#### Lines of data
※

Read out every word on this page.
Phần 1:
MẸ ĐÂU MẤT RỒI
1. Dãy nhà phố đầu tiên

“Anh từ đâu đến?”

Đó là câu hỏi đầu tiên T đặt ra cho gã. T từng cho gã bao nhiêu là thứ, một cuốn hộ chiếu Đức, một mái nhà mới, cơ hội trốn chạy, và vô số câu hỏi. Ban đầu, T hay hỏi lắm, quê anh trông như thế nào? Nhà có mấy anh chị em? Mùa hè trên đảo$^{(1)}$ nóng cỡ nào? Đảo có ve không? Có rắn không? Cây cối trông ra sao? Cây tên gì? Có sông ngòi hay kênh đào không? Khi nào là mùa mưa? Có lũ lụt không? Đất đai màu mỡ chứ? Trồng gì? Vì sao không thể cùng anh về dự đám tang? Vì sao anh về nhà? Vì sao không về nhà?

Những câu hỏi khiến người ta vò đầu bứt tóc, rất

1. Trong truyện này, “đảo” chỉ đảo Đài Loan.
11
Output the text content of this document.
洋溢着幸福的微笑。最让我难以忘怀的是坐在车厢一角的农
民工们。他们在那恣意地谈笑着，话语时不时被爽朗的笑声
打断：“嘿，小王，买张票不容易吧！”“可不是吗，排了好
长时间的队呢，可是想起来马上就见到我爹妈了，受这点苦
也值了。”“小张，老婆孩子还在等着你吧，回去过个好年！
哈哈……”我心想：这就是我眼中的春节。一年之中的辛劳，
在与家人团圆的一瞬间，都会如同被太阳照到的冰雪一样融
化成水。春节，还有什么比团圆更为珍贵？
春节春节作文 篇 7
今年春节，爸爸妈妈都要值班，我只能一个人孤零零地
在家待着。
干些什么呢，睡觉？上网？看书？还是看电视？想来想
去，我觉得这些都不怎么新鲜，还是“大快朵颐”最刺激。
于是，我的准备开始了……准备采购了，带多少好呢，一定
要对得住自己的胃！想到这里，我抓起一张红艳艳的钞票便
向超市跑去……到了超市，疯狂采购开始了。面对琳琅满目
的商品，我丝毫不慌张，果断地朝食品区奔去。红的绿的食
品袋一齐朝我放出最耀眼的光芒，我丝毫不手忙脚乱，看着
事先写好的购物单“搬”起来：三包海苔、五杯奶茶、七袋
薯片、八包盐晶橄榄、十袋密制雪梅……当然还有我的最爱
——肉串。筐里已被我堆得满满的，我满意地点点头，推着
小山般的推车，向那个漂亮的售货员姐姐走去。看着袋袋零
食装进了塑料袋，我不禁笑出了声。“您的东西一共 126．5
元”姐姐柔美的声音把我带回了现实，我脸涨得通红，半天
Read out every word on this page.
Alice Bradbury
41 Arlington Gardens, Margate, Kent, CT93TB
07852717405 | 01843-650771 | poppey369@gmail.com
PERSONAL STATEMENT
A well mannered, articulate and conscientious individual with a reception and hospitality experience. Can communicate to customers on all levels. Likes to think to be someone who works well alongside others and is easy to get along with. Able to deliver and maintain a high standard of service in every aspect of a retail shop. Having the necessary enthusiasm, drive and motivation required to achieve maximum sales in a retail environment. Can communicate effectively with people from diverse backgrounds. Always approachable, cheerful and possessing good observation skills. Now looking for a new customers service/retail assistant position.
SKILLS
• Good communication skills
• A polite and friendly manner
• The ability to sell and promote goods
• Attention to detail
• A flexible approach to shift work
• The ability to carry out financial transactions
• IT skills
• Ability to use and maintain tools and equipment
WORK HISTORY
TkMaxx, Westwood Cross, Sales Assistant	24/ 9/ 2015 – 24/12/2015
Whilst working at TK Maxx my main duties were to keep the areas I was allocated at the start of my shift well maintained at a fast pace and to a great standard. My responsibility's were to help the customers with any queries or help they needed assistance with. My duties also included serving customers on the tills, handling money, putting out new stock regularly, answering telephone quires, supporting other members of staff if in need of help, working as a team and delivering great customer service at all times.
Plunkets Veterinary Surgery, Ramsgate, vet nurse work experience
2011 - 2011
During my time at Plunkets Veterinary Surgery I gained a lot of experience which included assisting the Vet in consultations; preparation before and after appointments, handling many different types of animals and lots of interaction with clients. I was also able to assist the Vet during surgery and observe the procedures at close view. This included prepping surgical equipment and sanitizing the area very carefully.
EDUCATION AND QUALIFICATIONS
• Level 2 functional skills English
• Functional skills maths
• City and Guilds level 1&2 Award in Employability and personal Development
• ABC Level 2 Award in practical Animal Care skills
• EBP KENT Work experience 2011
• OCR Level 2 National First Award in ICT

※

#### Your task
Check each line of the records above for "customers", and copy those that have it.

#### The completed task
A well mannered, articulate and conscientious individual with a reception and hospitality experience. Can communicate to customers on all levels. Likes to think to be someone who works well alongside others and is easy to get along with. Able to deliver and maintain a high standard of service in every aspect of a retail shop. Having the necessary enthusiasm, drive and motivation required to achieve maximum sales in a retail environment. Can communicate effectively with people from diverse backgrounds. Always approachable, cheerful and possessing good observation skills. Now looking for a new customers service/retail assistant position.
Whilst working at TK Maxx my main duties were to keep the areas I was allocated at the start of my shift well maintained at a fast pace and to a great standard. My responsibility's were to help the customers with any queries or help they needed assistance with. My duties also included serving customers on the tills, handling money, putting out new stock regularly, answering telephone quires, supporting other members of staff if in need of help, working as a team and delivering great customer service at all times.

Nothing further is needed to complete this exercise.